[Records excerpted from a collection]
--- Begin ---
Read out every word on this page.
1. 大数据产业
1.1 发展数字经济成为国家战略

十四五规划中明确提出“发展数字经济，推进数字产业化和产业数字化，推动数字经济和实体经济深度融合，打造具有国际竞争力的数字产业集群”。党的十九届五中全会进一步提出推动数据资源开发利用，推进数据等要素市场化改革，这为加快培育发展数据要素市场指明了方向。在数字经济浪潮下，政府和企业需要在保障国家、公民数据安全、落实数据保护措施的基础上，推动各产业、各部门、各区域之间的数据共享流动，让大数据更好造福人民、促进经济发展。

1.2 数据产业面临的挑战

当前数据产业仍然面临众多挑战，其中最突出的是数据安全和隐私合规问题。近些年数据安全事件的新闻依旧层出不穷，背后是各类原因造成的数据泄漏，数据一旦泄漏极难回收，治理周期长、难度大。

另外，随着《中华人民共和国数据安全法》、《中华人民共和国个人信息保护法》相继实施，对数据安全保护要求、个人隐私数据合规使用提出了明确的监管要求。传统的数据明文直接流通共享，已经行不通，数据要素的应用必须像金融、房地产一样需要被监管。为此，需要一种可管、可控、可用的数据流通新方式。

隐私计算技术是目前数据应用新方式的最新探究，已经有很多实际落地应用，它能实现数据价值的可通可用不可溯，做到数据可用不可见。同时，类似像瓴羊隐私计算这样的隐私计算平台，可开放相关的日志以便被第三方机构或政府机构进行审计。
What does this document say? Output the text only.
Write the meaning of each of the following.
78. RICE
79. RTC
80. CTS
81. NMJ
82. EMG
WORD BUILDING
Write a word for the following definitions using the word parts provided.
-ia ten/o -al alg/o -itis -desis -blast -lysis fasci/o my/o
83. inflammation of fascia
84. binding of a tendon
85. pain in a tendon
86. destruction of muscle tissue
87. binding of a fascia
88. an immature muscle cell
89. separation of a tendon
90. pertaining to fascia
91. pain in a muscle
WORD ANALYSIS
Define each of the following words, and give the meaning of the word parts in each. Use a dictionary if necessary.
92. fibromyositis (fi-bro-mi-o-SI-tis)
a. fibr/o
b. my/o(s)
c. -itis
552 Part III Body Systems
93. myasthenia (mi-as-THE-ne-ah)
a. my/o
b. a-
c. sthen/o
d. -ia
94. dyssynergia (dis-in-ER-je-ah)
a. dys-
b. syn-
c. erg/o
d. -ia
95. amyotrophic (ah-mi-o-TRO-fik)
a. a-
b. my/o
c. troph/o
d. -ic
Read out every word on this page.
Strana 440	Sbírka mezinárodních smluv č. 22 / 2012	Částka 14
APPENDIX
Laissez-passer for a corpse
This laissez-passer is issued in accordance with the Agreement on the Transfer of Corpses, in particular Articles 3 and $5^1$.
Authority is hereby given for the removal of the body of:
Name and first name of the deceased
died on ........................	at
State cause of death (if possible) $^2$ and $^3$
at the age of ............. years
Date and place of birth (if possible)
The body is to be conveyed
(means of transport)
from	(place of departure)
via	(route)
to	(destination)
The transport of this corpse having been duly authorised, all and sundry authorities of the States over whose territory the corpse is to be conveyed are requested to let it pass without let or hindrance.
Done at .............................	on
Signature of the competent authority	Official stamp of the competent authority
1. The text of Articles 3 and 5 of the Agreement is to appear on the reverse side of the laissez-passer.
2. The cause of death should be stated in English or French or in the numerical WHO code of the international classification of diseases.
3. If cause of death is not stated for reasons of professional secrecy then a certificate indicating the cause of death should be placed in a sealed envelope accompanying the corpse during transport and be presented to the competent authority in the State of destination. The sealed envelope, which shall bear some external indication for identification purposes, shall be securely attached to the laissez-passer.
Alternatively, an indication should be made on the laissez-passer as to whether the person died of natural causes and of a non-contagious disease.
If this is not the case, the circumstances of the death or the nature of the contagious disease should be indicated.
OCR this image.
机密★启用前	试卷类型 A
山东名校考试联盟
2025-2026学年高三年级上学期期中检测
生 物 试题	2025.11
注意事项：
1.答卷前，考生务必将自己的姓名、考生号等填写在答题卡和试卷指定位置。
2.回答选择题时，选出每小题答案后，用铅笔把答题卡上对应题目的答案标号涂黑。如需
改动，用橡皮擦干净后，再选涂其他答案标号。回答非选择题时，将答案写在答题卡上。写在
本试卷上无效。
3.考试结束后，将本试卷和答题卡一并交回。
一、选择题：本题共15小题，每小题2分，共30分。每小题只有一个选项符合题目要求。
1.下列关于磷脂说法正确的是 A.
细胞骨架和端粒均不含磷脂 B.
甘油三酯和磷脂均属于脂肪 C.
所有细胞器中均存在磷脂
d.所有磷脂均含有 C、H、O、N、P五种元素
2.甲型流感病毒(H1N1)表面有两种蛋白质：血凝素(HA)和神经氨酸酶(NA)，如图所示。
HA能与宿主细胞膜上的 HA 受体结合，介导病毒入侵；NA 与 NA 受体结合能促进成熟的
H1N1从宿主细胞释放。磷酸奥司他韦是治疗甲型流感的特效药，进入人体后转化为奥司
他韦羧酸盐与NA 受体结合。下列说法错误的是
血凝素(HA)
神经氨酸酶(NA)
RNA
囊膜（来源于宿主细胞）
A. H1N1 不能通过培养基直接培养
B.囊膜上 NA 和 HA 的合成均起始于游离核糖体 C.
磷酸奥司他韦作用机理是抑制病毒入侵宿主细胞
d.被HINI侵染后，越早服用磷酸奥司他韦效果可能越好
--- End ---
Work to complete
Copy exactly, word for word, the line with "OCR this image." through the final line of the listing.

Exercise output
OCR this image.
机密★启用前	试卷类型 A
山东名校考试联盟
2025-2026学年高三年级上学期期中检测
生 物 试题	2025.11
注意事项：
1.答卷前，考生务必将自己的姓名、考生号等填写在答题卡和试卷指定位置。
2.回答选择题时，选出每小题答案后，用铅笔把答题卡上对应题目的答案标号涂黑。如需
改动，用橡皮擦干净后，再选涂其他答案标号。回答非选择题时，将答案写在答题卡上。写在
本试卷上无效。
3.考试结束后，将本试卷和答题卡一并交回。
一、选择题：本题共15小题，每小题2分，共30分。每小题只有一个选项符合题目要求。
1.下列关于磷脂说法正确的是 A.
细胞骨架和端粒均不含磷脂 B.
甘油三酯和磷脂均属于脂肪 C.
所有细胞器中均存在磷脂
d.所有磷脂均含有 C、H、O、N、P五种元素
2.甲型流感病毒(H1N1)表面有两种蛋白质：血凝素(HA)和神经氨酸酶(NA)，如图所示。
HA能与宿主细胞膜上的 HA 受体结合，介导病毒入侵；NA 与 NA 受体结合能促进成熟的
H1N1从宿主细胞释放。磷酸奥司他韦是治疗甲型流感的特效药，进入人体后转化为奥司
他韦羧酸盐与NA 受体结合。下列说法错误的是
血凝素(HA)
神经氨酸酶(NA)
RNA
囊膜（来源于宿主细胞）
A. H1N1 不能通过培养基直接培养
B.囊膜上 NA 和 HA 的合成均起始于游离核糖体 C.
磷酸奥司他韦作用机理是抑制病毒入侵宿主细胞
d.被HINI侵染后，越早服用磷酸奥司他韦效果可能越好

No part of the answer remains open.